_RECORDS TO PROCESS_
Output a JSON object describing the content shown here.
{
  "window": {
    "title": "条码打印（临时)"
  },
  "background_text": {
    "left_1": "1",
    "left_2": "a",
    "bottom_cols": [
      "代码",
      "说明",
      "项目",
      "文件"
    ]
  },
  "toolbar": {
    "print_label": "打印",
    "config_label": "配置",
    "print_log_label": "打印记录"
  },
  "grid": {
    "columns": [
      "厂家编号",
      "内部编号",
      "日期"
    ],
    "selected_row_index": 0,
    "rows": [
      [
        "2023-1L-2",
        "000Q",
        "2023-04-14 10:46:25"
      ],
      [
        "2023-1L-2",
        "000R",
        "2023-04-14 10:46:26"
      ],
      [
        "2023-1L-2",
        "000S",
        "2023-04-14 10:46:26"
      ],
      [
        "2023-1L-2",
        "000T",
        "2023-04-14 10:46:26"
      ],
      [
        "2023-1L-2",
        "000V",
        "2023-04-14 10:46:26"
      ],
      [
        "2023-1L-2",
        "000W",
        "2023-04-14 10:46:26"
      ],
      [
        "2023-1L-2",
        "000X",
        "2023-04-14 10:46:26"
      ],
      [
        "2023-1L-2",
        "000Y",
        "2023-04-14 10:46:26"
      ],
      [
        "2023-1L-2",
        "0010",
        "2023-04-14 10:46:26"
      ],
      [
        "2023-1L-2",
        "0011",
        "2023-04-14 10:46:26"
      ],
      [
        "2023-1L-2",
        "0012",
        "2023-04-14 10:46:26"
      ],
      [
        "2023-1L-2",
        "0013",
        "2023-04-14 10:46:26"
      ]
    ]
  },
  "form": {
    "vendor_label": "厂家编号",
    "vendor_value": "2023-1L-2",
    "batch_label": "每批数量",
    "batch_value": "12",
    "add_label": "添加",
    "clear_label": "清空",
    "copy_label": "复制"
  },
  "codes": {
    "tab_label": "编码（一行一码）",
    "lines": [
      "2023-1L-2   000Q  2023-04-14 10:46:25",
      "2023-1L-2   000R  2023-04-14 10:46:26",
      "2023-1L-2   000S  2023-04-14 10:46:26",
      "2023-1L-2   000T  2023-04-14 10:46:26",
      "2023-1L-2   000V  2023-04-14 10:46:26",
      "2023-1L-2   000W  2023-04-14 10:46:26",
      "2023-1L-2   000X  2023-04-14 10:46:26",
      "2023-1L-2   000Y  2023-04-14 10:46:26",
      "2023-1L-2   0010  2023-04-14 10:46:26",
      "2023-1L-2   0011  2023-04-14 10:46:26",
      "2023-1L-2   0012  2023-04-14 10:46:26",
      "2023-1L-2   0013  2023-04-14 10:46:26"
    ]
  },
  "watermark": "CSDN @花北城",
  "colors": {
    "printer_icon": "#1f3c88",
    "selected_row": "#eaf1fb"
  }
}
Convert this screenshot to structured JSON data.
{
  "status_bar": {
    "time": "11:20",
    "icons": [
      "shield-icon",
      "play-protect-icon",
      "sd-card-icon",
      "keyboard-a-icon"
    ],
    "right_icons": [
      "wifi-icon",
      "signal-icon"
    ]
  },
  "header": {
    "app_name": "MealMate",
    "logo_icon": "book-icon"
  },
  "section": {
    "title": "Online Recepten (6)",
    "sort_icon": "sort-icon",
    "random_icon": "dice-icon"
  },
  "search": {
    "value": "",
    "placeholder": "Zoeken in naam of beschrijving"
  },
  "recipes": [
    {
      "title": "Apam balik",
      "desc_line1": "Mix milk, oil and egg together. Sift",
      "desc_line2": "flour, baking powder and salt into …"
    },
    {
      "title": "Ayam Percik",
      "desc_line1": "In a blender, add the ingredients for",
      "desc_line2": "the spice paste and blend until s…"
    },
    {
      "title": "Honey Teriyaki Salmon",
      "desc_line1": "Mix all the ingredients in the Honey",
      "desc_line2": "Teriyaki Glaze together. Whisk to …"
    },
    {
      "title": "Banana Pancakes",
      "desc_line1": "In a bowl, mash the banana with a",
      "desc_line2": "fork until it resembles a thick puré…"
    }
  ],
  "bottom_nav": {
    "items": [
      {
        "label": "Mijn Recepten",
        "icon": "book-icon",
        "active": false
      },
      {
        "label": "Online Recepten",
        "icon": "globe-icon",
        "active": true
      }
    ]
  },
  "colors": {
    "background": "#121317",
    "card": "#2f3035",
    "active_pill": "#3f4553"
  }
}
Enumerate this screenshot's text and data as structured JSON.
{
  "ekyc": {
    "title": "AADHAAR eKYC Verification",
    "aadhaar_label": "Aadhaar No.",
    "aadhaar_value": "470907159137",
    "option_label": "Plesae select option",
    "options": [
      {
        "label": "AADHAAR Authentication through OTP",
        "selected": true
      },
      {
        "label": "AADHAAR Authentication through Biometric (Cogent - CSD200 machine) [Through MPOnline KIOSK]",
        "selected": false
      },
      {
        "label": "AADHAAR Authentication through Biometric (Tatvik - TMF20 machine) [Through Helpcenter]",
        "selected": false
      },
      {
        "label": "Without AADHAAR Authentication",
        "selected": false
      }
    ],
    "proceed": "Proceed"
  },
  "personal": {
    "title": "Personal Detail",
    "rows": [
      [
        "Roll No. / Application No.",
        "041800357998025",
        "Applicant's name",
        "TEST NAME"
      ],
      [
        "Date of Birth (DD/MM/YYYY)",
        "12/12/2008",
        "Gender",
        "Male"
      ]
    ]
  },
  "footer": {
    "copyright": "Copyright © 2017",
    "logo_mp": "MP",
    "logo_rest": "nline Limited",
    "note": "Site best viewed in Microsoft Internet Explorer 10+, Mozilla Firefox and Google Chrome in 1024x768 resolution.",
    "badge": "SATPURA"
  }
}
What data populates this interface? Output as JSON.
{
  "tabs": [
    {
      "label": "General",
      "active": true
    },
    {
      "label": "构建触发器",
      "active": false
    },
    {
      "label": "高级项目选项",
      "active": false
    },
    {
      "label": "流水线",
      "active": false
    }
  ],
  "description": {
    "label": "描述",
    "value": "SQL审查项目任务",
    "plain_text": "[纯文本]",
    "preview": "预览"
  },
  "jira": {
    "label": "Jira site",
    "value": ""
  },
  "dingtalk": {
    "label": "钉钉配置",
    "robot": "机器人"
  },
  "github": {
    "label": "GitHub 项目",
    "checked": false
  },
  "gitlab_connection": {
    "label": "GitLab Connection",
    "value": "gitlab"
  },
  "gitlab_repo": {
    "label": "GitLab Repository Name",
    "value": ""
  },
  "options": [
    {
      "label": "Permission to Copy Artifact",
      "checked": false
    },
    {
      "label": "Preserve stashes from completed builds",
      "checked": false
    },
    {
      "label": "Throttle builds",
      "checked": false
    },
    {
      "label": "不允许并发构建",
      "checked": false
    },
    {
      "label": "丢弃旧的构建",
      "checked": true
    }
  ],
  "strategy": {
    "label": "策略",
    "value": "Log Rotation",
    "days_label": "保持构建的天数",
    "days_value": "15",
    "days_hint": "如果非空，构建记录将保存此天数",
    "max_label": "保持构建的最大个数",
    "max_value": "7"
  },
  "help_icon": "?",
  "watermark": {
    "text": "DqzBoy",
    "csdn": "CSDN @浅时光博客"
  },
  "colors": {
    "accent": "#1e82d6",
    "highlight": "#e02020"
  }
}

_YOUR TASK_
Whichever lines contain the string "title", select and copy them.

_FINAL RESULT_
    "title": "条码打印（临时)"
    "title": "Online Recepten (6)",
      "title": "Apam balik",
      "title": "Ayam Percik",
      "title": "Honey Teriyaki Salmon",
      "title": "Banana Pancakes",
    "title": "AADHAAR eKYC Verification",
    "title": "Personal Detail",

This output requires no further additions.